┌────────

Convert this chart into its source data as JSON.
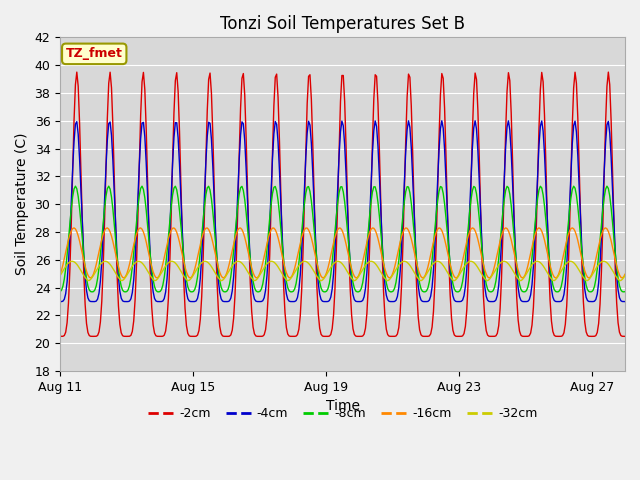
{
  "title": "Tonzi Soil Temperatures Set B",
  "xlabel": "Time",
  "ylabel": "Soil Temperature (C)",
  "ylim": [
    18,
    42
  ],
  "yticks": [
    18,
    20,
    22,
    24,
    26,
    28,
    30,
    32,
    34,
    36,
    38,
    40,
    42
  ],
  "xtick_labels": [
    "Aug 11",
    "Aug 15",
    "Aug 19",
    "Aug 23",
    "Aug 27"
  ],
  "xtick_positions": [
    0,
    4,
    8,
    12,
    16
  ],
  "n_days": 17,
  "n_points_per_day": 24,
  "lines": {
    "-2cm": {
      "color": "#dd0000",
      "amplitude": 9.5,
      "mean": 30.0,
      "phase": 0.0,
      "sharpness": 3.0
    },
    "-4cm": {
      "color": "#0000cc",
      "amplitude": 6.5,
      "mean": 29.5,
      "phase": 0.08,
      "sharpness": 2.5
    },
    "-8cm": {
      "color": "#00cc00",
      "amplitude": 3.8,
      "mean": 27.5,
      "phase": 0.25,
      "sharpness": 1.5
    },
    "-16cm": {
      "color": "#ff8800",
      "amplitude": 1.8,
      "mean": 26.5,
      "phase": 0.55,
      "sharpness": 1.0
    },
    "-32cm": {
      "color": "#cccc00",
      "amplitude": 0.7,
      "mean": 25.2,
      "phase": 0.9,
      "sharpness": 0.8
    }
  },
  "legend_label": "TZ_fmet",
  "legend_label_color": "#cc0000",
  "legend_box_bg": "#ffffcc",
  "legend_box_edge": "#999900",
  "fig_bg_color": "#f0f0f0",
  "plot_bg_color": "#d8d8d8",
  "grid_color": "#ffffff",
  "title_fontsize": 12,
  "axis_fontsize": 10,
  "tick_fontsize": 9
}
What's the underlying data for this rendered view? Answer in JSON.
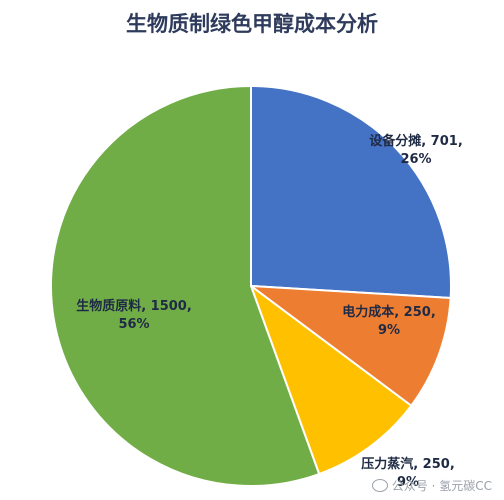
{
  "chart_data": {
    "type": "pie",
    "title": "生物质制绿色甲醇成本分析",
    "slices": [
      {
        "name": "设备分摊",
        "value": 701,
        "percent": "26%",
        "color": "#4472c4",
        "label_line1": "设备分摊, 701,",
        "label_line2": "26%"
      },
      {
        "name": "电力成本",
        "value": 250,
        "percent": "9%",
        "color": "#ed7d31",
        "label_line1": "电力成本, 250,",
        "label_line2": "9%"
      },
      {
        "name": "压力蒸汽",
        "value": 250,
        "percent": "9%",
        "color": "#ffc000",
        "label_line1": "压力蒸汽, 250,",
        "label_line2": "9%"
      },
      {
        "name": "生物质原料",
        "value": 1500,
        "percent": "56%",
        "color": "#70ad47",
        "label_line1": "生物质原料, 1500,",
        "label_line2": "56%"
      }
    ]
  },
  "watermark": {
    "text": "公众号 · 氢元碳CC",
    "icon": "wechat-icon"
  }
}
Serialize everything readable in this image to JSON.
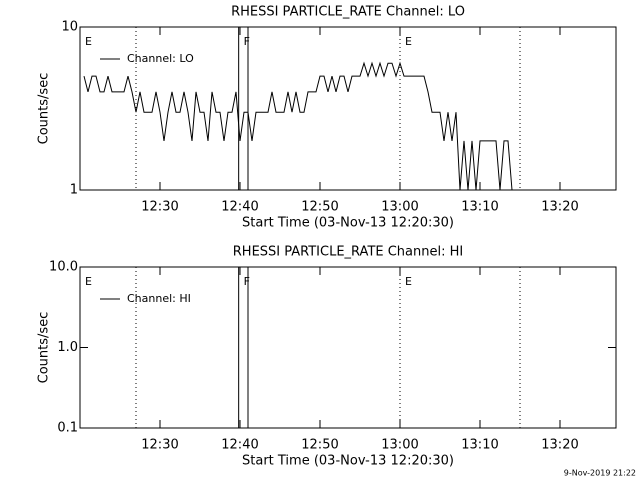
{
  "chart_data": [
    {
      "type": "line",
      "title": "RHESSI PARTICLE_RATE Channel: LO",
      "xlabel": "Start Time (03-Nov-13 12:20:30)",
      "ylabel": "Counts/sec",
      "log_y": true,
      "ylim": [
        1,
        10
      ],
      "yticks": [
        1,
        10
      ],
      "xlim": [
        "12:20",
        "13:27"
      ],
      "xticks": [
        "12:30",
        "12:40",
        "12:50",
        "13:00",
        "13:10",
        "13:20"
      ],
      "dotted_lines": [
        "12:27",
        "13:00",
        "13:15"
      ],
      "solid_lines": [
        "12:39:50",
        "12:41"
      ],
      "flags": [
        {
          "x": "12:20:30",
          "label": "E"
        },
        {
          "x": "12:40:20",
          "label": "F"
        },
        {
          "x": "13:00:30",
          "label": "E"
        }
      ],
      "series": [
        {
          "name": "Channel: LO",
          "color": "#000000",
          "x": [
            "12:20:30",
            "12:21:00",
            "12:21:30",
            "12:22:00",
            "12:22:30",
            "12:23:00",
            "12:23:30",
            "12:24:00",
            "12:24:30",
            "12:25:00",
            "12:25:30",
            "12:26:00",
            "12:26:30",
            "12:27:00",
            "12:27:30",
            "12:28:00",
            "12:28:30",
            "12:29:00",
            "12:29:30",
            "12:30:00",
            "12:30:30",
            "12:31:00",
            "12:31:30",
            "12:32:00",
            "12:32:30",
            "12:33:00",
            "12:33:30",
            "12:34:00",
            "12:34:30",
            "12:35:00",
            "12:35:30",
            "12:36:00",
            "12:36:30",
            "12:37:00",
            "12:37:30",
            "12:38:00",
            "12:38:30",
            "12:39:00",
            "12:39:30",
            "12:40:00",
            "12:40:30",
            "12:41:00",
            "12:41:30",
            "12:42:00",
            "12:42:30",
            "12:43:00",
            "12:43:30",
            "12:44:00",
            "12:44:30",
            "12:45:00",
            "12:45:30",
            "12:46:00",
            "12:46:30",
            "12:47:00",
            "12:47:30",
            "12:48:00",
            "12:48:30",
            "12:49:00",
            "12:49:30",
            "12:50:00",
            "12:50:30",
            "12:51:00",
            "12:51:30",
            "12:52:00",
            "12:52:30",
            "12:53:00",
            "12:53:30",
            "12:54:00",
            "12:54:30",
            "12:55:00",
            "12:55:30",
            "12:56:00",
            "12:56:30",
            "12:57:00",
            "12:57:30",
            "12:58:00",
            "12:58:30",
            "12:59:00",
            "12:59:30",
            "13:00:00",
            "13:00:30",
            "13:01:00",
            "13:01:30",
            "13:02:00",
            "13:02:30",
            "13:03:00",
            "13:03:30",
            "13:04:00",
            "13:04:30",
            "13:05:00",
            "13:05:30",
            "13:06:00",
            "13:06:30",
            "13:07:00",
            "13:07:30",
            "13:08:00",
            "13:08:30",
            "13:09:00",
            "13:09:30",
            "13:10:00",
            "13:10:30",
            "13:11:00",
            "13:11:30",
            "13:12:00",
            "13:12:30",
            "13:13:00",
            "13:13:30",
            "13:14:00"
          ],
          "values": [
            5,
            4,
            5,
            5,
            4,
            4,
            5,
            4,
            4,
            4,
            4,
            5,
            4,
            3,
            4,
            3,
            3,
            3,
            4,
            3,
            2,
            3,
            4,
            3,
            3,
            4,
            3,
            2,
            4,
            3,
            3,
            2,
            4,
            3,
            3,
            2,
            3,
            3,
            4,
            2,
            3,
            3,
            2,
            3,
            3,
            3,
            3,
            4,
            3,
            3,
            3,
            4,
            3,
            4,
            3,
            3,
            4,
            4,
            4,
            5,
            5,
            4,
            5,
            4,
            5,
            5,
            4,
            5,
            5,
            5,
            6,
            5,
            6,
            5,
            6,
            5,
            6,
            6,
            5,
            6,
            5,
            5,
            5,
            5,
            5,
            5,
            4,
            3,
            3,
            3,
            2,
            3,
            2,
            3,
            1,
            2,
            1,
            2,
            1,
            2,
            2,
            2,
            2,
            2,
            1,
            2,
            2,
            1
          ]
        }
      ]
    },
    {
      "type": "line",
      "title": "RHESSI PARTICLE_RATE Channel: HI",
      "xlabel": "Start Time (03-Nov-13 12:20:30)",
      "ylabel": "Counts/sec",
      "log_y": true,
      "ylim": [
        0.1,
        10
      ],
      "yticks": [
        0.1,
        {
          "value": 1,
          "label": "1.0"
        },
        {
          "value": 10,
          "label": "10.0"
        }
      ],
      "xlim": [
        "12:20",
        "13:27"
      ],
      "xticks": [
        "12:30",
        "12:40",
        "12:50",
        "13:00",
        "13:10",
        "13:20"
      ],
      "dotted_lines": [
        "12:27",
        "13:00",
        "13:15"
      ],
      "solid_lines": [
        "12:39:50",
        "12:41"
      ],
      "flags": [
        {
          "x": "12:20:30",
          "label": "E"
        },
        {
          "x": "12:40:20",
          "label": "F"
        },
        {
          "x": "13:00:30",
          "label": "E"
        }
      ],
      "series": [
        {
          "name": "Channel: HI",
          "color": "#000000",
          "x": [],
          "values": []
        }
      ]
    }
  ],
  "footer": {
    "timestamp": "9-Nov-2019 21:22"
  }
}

└────────

- [DESCRIPTION OF THE TASK] What is the number of lines above that hold the string "Soil"? Answer with that number alone.

- [FINISHED TASK] 2